→ TASK PROMPT
Scan the entries below. List each line with "LinkWare".

→ DATA PROVIDED
================================

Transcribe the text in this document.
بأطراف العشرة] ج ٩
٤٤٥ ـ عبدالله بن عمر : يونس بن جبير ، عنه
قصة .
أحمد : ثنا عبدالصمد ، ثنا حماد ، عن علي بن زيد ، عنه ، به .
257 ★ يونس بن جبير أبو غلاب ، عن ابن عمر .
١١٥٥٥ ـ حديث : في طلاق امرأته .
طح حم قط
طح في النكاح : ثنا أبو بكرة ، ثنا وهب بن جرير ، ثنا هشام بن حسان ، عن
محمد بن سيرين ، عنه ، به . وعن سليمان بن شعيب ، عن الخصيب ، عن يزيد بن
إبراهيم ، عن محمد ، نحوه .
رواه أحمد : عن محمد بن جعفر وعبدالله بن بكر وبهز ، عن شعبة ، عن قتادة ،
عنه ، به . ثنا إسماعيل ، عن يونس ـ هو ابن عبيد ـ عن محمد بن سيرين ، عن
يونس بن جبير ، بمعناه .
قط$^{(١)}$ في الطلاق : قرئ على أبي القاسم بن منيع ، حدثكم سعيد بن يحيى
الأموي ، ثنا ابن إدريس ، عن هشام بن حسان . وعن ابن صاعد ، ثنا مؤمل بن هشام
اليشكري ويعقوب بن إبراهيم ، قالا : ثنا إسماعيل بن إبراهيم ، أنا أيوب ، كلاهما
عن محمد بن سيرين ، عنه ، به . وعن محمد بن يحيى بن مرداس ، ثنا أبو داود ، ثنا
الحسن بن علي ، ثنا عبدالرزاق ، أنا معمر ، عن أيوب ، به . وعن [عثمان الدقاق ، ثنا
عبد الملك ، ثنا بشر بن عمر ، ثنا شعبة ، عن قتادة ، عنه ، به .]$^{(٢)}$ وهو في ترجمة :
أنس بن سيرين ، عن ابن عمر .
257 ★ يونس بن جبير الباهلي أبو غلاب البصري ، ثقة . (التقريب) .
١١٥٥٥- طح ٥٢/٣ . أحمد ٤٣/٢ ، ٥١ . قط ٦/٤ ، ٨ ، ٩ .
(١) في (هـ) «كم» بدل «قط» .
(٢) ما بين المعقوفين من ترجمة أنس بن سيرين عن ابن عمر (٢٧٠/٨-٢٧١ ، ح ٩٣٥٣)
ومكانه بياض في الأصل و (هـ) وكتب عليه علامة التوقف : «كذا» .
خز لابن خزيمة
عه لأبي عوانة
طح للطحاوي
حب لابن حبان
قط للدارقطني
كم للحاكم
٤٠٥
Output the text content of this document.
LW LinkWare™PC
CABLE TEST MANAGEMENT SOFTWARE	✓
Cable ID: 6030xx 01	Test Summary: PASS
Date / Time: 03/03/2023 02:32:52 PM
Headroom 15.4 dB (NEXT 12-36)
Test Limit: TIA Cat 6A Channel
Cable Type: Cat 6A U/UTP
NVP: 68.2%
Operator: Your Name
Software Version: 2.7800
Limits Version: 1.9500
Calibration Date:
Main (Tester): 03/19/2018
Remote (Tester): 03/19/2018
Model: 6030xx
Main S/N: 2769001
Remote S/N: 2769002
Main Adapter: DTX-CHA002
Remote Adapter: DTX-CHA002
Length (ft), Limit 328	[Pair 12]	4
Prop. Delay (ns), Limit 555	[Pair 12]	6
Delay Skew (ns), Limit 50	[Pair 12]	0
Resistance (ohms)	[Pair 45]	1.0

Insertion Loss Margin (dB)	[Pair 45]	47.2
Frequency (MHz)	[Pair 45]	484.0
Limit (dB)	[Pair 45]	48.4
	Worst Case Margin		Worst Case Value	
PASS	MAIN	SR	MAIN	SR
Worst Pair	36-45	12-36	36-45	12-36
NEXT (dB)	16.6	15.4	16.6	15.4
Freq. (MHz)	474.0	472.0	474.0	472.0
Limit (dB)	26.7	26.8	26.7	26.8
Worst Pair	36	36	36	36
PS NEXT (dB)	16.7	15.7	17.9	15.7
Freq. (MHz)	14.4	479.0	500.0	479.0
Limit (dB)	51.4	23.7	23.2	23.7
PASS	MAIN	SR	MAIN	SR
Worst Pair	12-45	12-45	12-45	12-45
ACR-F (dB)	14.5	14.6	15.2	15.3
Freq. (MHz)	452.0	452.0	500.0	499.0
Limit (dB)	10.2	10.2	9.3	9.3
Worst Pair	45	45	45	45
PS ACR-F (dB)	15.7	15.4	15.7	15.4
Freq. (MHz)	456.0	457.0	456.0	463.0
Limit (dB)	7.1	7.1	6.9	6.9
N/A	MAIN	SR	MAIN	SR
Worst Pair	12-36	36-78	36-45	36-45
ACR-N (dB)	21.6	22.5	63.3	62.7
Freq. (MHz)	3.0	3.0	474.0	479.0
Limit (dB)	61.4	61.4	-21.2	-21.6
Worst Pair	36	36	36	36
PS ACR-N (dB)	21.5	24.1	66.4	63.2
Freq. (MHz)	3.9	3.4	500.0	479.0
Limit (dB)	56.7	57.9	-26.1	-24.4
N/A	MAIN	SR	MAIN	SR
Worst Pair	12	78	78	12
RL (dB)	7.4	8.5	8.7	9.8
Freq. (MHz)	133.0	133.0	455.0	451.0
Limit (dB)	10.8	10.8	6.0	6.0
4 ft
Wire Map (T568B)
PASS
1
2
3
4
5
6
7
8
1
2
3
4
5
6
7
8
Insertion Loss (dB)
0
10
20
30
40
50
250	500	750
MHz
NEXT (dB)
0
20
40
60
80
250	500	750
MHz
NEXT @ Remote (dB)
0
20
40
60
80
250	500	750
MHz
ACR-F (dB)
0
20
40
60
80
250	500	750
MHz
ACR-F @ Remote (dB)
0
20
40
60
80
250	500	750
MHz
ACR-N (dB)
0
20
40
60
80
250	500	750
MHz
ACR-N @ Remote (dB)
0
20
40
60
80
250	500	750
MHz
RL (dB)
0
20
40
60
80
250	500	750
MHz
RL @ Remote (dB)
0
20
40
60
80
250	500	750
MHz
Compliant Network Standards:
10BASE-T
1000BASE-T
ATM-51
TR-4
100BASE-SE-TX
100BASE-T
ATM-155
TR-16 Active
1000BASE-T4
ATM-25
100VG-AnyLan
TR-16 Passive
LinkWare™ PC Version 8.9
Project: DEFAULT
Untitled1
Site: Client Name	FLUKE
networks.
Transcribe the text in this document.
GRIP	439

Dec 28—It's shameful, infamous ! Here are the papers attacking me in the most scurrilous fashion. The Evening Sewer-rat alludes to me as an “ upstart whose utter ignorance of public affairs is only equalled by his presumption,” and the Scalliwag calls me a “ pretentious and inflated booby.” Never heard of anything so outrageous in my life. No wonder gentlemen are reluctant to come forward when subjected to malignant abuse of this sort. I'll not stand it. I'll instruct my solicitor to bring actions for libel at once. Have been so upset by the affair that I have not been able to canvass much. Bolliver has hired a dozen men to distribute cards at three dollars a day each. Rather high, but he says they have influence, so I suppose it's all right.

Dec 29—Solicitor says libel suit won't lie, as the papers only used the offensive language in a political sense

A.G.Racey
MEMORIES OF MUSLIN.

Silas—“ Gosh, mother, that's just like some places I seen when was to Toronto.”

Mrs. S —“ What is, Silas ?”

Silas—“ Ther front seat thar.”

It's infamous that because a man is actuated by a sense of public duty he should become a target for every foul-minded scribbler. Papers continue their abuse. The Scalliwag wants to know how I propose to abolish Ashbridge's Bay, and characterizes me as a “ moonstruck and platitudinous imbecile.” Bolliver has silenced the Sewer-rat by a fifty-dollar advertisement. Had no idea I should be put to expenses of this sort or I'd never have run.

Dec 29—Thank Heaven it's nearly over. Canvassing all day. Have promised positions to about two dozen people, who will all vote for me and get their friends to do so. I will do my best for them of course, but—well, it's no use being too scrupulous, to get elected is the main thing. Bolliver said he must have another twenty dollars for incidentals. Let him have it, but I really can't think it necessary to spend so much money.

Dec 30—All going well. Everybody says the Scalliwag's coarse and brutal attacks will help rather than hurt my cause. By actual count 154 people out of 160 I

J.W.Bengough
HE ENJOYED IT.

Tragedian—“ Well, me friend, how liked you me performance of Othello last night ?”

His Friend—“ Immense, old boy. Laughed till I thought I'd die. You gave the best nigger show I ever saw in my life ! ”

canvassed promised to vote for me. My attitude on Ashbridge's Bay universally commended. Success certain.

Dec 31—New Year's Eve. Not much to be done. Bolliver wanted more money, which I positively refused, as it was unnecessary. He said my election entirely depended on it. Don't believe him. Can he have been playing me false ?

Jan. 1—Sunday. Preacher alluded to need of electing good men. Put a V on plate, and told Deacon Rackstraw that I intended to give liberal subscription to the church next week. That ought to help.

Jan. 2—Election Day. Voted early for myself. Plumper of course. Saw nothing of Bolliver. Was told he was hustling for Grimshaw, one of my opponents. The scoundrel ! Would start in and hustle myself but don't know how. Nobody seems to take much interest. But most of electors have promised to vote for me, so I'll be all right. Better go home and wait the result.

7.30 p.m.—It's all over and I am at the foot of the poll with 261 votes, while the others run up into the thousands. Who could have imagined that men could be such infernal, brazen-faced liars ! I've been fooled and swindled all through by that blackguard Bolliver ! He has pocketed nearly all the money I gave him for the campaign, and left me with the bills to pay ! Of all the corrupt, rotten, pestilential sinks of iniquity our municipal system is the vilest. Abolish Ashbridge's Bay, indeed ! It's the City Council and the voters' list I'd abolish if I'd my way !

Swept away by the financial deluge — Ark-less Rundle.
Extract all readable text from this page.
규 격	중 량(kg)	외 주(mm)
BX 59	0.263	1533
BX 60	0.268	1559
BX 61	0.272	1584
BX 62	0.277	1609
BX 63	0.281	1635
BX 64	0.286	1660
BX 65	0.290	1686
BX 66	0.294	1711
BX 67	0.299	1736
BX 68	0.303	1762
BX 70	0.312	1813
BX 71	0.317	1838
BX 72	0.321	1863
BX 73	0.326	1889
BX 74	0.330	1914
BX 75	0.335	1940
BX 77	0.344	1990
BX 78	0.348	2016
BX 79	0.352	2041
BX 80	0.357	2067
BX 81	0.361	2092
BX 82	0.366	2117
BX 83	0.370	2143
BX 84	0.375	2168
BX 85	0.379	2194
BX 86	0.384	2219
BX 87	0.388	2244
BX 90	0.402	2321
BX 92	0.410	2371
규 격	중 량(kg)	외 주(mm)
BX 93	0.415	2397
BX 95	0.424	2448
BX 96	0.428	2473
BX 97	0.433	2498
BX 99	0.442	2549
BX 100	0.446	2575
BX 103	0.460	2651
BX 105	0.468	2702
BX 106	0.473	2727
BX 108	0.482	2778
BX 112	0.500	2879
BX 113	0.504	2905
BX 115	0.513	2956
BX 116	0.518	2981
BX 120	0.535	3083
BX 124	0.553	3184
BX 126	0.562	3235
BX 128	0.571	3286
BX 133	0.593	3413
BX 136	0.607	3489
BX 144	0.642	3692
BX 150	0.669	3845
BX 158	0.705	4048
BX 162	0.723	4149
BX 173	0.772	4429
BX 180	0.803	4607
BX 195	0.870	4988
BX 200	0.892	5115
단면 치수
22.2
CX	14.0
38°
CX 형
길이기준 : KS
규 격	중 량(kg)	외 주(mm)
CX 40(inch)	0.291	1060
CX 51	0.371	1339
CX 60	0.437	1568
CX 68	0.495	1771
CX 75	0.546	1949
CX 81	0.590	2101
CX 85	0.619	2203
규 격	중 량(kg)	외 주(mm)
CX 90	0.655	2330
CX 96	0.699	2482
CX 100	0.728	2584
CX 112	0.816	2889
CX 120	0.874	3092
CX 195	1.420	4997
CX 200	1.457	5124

================================

→ EXERCISE RESPONSE
LW LinkWare™PC
LinkWare™ PC Version 8.9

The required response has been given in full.